• _Work to complete_:
Lines containing "Creation" are to be counted. Report the count alone.
### Dataset rows
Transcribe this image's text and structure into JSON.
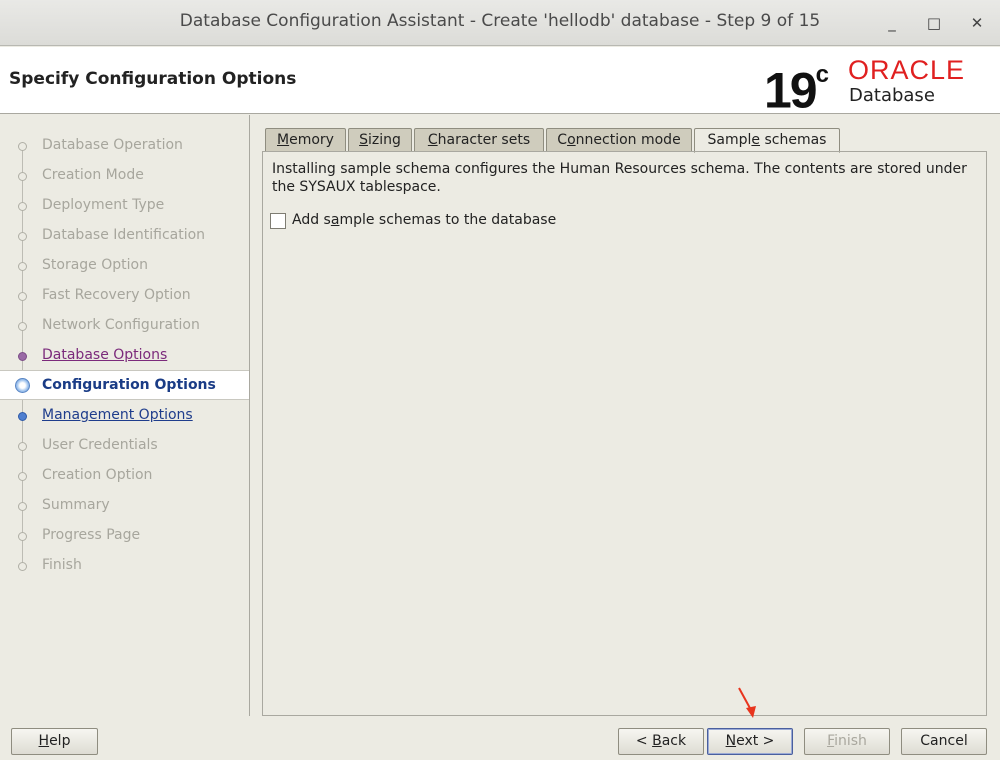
{
  "window": {
    "title": "Database Configuration Assistant - Create 'hellodb' database - Step 9 of 15",
    "controls": [
      "_",
      "□",
      "✕"
    ]
  },
  "header": {
    "page_title": "Specify Configuration Options",
    "logo_version": "19",
    "logo_version_sup": "c",
    "logo_brand": "ORACLE",
    "logo_product": "Database"
  },
  "nav": {
    "items": [
      {
        "label": "Database Operation",
        "state": "pending"
      },
      {
        "label": "Creation Mode",
        "state": "pending"
      },
      {
        "label": "Deployment Type",
        "state": "pending"
      },
      {
        "label": "Database Identification",
        "state": "pending"
      },
      {
        "label": "Storage Option",
        "state": "pending"
      },
      {
        "label": "Fast Recovery Option",
        "state": "pending"
      },
      {
        "label": "Network Configuration",
        "state": "pending"
      },
      {
        "label": "Database Options",
        "state": "visited"
      },
      {
        "label": "Configuration Options",
        "state": "current"
      },
      {
        "label": "Management Options",
        "state": "link"
      },
      {
        "label": "User Credentials",
        "state": "pending"
      },
      {
        "label": "Creation Option",
        "state": "pending"
      },
      {
        "label": "Summary",
        "state": "pending"
      },
      {
        "label": "Progress Page",
        "state": "pending"
      },
      {
        "label": "Finish",
        "state": "pending"
      }
    ]
  },
  "tabs": {
    "memory": {
      "pre": "",
      "mn": "M",
      "post": "emory"
    },
    "sizing": {
      "pre": "",
      "mn": "S",
      "post": "izing"
    },
    "charsets": {
      "pre": "",
      "mn": "C",
      "post": "haracter sets"
    },
    "connection": {
      "pre": "C",
      "mn": "o",
      "post": "nnection mode"
    },
    "sample": {
      "pre": "Sampl",
      "mn": "e",
      "post": " schemas"
    }
  },
  "content": {
    "description": "Installing sample schema configures the Human Resources schema. The contents are stored under the SYSAUX tablespace.",
    "checkbox_pre": "Add s",
    "checkbox_mn": "a",
    "checkbox_post": "mple schemas to the database",
    "checkbox_checked": false
  },
  "footer": {
    "help": {
      "pre": "",
      "mn": "H",
      "post": "elp"
    },
    "back": {
      "pre": "< ",
      "mn": "B",
      "post": "ack"
    },
    "next": {
      "pre": "",
      "mn": "N",
      "post": "ext >"
    },
    "finish": {
      "pre": "",
      "mn": "F",
      "post": "inish"
    },
    "cancel": "Cancel"
  },
  "colors": {
    "accent_link": "#1f3d8c",
    "visited_link": "#7b2a7b",
    "oracle_red": "#e02020",
    "annotation_arrow": "#e8351e"
  }
}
######
• _Exercise answer_:
2